-- Start Supplied data --

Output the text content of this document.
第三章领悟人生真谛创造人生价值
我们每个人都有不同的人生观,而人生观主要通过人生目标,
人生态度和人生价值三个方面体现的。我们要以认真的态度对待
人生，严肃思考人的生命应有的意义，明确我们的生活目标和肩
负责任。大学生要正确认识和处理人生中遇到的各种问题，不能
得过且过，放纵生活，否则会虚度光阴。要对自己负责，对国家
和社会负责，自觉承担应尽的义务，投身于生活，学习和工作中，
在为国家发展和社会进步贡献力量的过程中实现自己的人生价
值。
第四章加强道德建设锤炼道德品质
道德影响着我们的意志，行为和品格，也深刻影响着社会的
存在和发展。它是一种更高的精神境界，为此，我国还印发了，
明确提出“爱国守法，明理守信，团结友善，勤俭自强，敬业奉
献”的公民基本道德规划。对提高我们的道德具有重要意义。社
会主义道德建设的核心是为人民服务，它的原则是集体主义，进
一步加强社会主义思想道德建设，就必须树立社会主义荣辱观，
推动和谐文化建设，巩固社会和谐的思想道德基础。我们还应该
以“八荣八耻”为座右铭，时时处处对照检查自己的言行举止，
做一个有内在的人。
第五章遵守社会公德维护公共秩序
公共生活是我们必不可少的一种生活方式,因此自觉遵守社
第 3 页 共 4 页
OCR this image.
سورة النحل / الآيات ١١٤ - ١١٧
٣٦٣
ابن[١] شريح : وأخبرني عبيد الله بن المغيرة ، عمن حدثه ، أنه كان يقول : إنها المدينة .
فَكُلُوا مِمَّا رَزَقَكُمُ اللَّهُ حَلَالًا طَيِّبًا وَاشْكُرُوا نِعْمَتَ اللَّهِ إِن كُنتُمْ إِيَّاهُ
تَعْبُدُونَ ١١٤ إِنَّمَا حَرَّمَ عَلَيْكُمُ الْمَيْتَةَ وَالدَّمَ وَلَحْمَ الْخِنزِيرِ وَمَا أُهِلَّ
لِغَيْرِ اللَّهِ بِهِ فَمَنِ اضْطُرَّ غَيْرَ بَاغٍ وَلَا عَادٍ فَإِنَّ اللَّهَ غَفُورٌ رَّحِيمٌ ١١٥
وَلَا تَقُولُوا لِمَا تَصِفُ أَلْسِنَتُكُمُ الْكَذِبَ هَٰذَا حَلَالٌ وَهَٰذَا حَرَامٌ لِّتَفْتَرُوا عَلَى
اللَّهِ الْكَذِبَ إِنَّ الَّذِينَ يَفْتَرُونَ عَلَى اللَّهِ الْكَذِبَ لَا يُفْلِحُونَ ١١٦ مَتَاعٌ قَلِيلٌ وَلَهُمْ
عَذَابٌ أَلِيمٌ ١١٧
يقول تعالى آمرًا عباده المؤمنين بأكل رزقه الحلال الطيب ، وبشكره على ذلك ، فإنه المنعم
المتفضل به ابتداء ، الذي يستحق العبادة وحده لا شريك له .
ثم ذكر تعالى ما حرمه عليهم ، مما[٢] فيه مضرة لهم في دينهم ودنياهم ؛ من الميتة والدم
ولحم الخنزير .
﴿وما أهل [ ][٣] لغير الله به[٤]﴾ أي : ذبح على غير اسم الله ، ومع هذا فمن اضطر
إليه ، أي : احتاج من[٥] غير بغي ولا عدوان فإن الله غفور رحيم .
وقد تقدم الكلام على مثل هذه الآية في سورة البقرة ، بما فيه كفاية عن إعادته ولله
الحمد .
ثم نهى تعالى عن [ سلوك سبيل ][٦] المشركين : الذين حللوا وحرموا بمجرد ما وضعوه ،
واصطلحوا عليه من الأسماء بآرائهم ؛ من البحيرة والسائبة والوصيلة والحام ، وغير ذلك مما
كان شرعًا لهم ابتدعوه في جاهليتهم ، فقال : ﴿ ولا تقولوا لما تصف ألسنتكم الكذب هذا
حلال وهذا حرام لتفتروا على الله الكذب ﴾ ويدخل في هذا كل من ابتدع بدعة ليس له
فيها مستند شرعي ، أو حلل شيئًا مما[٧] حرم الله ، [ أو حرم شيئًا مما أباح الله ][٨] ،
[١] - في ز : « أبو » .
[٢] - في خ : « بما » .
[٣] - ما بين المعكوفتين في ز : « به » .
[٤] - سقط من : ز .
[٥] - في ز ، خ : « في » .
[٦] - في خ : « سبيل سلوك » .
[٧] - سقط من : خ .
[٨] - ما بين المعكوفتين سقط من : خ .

-- End Supplied data --

• Exercise description: Quote the data above in full, changing nothing.

• Right answer:
Output the text content of this document.
第三章领悟人生真谛创造人生价值
我们每个人都有不同的人生观,而人生观主要通过人生目标,
人生态度和人生价值三个方面体现的。我们要以认真的态度对待
人生，严肃思考人的生命应有的意义，明确我们的生活目标和肩
负责任。大学生要正确认识和处理人生中遇到的各种问题，不能
得过且过，放纵生活，否则会虚度光阴。要对自己负责，对国家
和社会负责，自觉承担应尽的义务，投身于生活，学习和工作中，
在为国家发展和社会进步贡献力量的过程中实现自己的人生价
值。
第四章加强道德建设锤炼道德品质
道德影响着我们的意志，行为和品格，也深刻影响着社会的
存在和发展。它是一种更高的精神境界，为此，我国还印发了，
明确提出“爱国守法，明理守信，团结友善，勤俭自强，敬业奉
献”的公民基本道德规划。对提高我们的道德具有重要意义。社
会主义道德建设的核心是为人民服务，它的原则是集体主义，进
一步加强社会主义思想道德建设，就必须树立社会主义荣辱观，
推动和谐文化建设，巩固社会和谐的思想道德基础。我们还应该
以“八荣八耻”为座右铭，时时处处对照检查自己的言行举止，
做一个有内在的人。
第五章遵守社会公德维护公共秩序
公共生活是我们必不可少的一种生活方式,因此自觉遵守社
第 3 页 共 4 页
OCR this image.
سورة النحل / الآيات ١١٤ - ١١٧
٣٦٣
ابن[١] شريح : وأخبرني عبيد الله بن المغيرة ، عمن حدثه ، أنه كان يقول : إنها المدينة .
فَكُلُوا مِمَّا رَزَقَكُمُ اللَّهُ حَلَالًا طَيِّبًا وَاشْكُرُوا نِعْمَتَ اللَّهِ إِن كُنتُمْ إِيَّاهُ
تَعْبُدُونَ ١١٤ إِنَّمَا حَرَّمَ عَلَيْكُمُ الْمَيْتَةَ وَالدَّمَ وَلَحْمَ الْخِنزِيرِ وَمَا أُهِلَّ
لِغَيْرِ اللَّهِ بِهِ فَمَنِ اضْطُرَّ غَيْرَ بَاغٍ وَلَا عَادٍ فَإِنَّ اللَّهَ غَفُورٌ رَّحِيمٌ ١١٥
وَلَا تَقُولُوا لِمَا تَصِفُ أَلْسِنَتُكُمُ الْكَذِبَ هَٰذَا حَلَالٌ وَهَٰذَا حَرَامٌ لِّتَفْتَرُوا عَلَى
اللَّهِ الْكَذِبَ إِنَّ الَّذِينَ يَفْتَرُونَ عَلَى اللَّهِ الْكَذِبَ لَا يُفْلِحُونَ ١١٦ مَتَاعٌ قَلِيلٌ وَلَهُمْ
عَذَابٌ أَلِيمٌ ١١٧
يقول تعالى آمرًا عباده المؤمنين بأكل رزقه الحلال الطيب ، وبشكره على ذلك ، فإنه المنعم
المتفضل به ابتداء ، الذي يستحق العبادة وحده لا شريك له .
ثم ذكر تعالى ما حرمه عليهم ، مما[٢] فيه مضرة لهم في دينهم ودنياهم ؛ من الميتة والدم
ولحم الخنزير .
﴿وما أهل [ ][٣] لغير الله به[٤]﴾ أي : ذبح على غير اسم الله ، ومع هذا فمن اضطر
إليه ، أي : احتاج من[٥] غير بغي ولا عدوان فإن الله غفور رحيم .
وقد تقدم الكلام على مثل هذه الآية في سورة البقرة ، بما فيه كفاية عن إعادته ولله
الحمد .
ثم نهى تعالى عن [ سلوك سبيل ][٦] المشركين : الذين حللوا وحرموا بمجرد ما وضعوه ،
واصطلحوا عليه من الأسماء بآرائهم ؛ من البحيرة والسائبة والوصيلة والحام ، وغير ذلك مما
كان شرعًا لهم ابتدعوه في جاهليتهم ، فقال : ﴿ ولا تقولوا لما تصف ألسنتكم الكذب هذا
حلال وهذا حرام لتفتروا على الله الكذب ﴾ ويدخل في هذا كل من ابتدع بدعة ليس له
فيها مستند شرعي ، أو حلل شيئًا مما[٧] حرم الله ، [ أو حرم شيئًا مما أباح الله ][٨] ،
[١] - في ز : « أبو » .
[٢] - في خ : « بما » .
[٣] - ما بين المعكوفتين في ز : « به » .
[٤] - سقط من : ز .
[٥] - في ز ، خ : « في » .
[٦] - في خ : « سبيل سلوك » .
[٧] - سقط من : خ .
[٨] - ما بين المعكوفتين سقط من : خ .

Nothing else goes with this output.